▸ **What is being asked**: The response must consist of all the entries, duplicated without alteration.

(Records from a collection of figures)
———

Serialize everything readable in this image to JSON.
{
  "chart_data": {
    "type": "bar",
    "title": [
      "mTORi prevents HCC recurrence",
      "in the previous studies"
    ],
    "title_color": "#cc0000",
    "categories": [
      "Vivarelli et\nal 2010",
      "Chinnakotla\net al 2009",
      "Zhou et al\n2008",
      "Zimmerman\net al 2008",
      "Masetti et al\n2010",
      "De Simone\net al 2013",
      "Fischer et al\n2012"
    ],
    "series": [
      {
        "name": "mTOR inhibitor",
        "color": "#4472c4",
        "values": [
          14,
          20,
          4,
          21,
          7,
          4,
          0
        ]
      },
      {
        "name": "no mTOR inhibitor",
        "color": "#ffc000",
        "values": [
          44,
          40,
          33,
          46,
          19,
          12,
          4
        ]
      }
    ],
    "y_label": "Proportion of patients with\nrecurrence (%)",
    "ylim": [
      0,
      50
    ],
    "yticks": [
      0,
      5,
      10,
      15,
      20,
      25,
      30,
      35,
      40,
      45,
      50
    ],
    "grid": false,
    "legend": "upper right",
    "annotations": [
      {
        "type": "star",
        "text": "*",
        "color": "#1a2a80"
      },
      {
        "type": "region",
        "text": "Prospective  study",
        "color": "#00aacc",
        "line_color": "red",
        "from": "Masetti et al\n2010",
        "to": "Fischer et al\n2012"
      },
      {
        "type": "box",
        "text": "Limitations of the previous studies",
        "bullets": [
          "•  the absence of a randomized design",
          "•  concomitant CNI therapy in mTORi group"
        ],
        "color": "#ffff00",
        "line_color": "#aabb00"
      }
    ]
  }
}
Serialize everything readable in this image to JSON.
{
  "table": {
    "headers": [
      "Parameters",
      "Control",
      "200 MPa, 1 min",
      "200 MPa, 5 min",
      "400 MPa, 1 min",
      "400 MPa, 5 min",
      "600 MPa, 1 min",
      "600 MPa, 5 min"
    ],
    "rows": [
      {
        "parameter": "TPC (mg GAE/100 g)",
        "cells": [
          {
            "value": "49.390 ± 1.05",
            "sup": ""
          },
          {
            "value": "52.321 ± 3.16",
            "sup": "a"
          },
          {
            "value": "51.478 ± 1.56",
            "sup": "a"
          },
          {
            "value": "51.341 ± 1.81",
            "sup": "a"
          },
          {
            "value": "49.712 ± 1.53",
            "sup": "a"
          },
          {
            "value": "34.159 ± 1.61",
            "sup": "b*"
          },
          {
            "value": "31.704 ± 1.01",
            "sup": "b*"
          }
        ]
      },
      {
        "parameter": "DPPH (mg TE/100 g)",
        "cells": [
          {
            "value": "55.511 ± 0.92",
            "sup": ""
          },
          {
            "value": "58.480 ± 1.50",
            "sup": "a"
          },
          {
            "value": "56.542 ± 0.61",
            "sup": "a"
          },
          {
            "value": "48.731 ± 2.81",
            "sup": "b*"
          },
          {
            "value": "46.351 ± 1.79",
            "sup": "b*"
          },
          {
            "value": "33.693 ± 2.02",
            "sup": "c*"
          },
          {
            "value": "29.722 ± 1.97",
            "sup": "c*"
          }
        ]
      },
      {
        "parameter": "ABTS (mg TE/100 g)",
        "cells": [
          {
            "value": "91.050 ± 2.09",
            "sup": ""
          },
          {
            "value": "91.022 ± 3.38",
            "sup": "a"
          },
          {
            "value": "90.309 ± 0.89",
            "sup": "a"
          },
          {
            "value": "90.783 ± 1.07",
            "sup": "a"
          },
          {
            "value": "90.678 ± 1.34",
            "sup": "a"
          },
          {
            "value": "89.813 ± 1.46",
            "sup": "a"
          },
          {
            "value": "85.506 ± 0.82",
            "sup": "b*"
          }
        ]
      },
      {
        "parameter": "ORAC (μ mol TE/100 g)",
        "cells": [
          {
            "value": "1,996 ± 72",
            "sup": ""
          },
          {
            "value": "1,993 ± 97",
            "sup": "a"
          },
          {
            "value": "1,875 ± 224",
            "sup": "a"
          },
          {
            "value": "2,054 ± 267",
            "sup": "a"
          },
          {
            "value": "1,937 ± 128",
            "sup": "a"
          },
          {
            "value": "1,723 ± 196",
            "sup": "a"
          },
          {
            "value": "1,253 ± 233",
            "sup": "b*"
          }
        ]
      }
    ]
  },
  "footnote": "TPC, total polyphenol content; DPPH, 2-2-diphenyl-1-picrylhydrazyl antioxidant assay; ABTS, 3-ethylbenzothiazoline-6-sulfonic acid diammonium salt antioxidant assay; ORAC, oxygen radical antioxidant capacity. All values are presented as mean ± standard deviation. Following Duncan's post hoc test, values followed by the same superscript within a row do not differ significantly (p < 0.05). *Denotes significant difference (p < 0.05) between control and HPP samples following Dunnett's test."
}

———

▸ **Exercise answer**:
Serialize everything readable in this image to JSON.
{
  "chart_data": {
    "type": "bar",
    "title": [
      "mTORi prevents HCC recurrence",
      "in the previous studies"
    ],
    "title_color": "#cc0000",
    "categories": [
      "Vivarelli et\nal 2010",
      "Chinnakotla\net al 2009",
      "Zhou et al\n2008",
      "Zimmerman\net al 2008",
      "Masetti et al\n2010",
      "De Simone\net al 2013",
      "Fischer et al\n2012"
    ],
    "series": [
      {
        "name": "mTOR inhibitor",
        "color": "#4472c4",
        "values": [
          14,
          20,
          4,
          21,
          7,
          4,
          0
        ]
      },
      {
        "name": "no mTOR inhibitor",
        "color": "#ffc000",
        "values": [
          44,
          40,
          33,
          46,
          19,
          12,
          4
        ]
      }
    ],
    "y_label": "Proportion of patients with\nrecurrence (%)",
    "ylim": [
      0,
      50
    ],
    "yticks": [
      0,
      5,
      10,
      15,
      20,
      25,
      30,
      35,
      40,
      45,
      50
    ],
    "grid": false,
    "legend": "upper right",
    "annotations": [
      {
        "type": "star",
        "text": "*",
        "color": "#1a2a80"
      },
      {
        "type": "region",
        "text": "Prospective  study",
        "color": "#00aacc",
        "line_color": "red",
        "from": "Masetti et al\n2010",
        "to": "Fischer et al\n2012"
      },
      {
        "type": "box",
        "text": "Limitations of the previous studies",
        "bullets": [
          "•  the absence of a randomized design",
          "•  concomitant CNI therapy in mTORi group"
        ],
        "color": "#ffff00",
        "line_color": "#aabb00"
      }
    ]
  }
}
Serialize everything readable in this image to JSON.
{
  "table": {
    "headers": [
      "Parameters",
      "Control",
      "200 MPa, 1 min",
      "200 MPa, 5 min",
      "400 MPa, 1 min",
      "400 MPa, 5 min",
      "600 MPa, 1 min",
      "600 MPa, 5 min"
    ],
    "rows": [
      {
        "parameter": "TPC (mg GAE/100 g)",
        "cells": [
          {
            "value": "49.390 ± 1.05",
            "sup": ""
          },
          {
            "value": "52.321 ± 3.16",
            "sup": "a"
          },
          {
            "value": "51.478 ± 1.56",
            "sup": "a"
          },
          {
            "value": "51.341 ± 1.81",
            "sup": "a"
          },
          {
            "value": "49.712 ± 1.53",
            "sup": "a"
          },
          {
            "value": "34.159 ± 1.61",
            "sup": "b*"
          },
          {
            "value": "31.704 ± 1.01",
            "sup": "b*"
          }
        ]
      },
      {
        "parameter": "DPPH (mg TE/100 g)",
        "cells": [
          {
            "value": "55.511 ± 0.92",
            "sup": ""
          },
          {
            "value": "58.480 ± 1.50",
            "sup": "a"
          },
          {
            "value": "56.542 ± 0.61",
            "sup": "a"
          },
          {
            "value": "48.731 ± 2.81",
            "sup": "b*"
          },
          {
            "value": "46.351 ± 1.79",
            "sup": "b*"
          },
          {
            "value": "33.693 ± 2.02",
            "sup": "c*"
          },
          {
            "value": "29.722 ± 1.97",
            "sup": "c*"
          }
        ]
      },
      {
        "parameter": "ABTS (mg TE/100 g)",
        "cells": [
          {
            "value": "91.050 ± 2.09",
            "sup": ""
          },
          {
            "value": "91.022 ± 3.38",
            "sup": "a"
          },
          {
            "value": "90.309 ± 0.89",
            "sup": "a"
          },
          {
            "value": "90.783 ± 1.07",
            "sup": "a"
          },
          {
            "value": "90.678 ± 1.34",
            "sup": "a"
          },
          {
            "value": "89.813 ± 1.46",
            "sup": "a"
          },
          {
            "value": "85.506 ± 0.82",
            "sup": "b*"
          }
        ]
      },
      {
        "parameter": "ORAC (μ mol TE/100 g)",
        "cells": [
          {
            "value": "1,996 ± 72",
            "sup": ""
          },
          {
            "value": "1,993 ± 97",
            "sup": "a"
          },
          {
            "value": "1,875 ± 224",
            "sup": "a"
          },
          {
            "value": "2,054 ± 267",
            "sup": "a"
          },
          {
            "value": "1,937 ± 128",
            "sup": "a"
          },
          {
            "value": "1,723 ± 196",
            "sup": "a"
          },
          {
            "value": "1,253 ± 233",
            "sup": "b*"
          }
        ]
      }
    ]
  },
  "footnote": "TPC, total polyphenol content; DPPH, 2-2-diphenyl-1-picrylhydrazyl antioxidant assay; ABTS, 3-ethylbenzothiazoline-6-sulfonic acid diammonium salt antioxidant assay; ORAC, oxygen radical antioxidant capacity. All values are presented as mean ± standard deviation. Following Duncan's post hoc test, values followed by the same superscript within a row do not differ significantly (p < 0.05). *Denotes significant difference (p < 0.05) between control and HPP samples following Dunnett's test."
}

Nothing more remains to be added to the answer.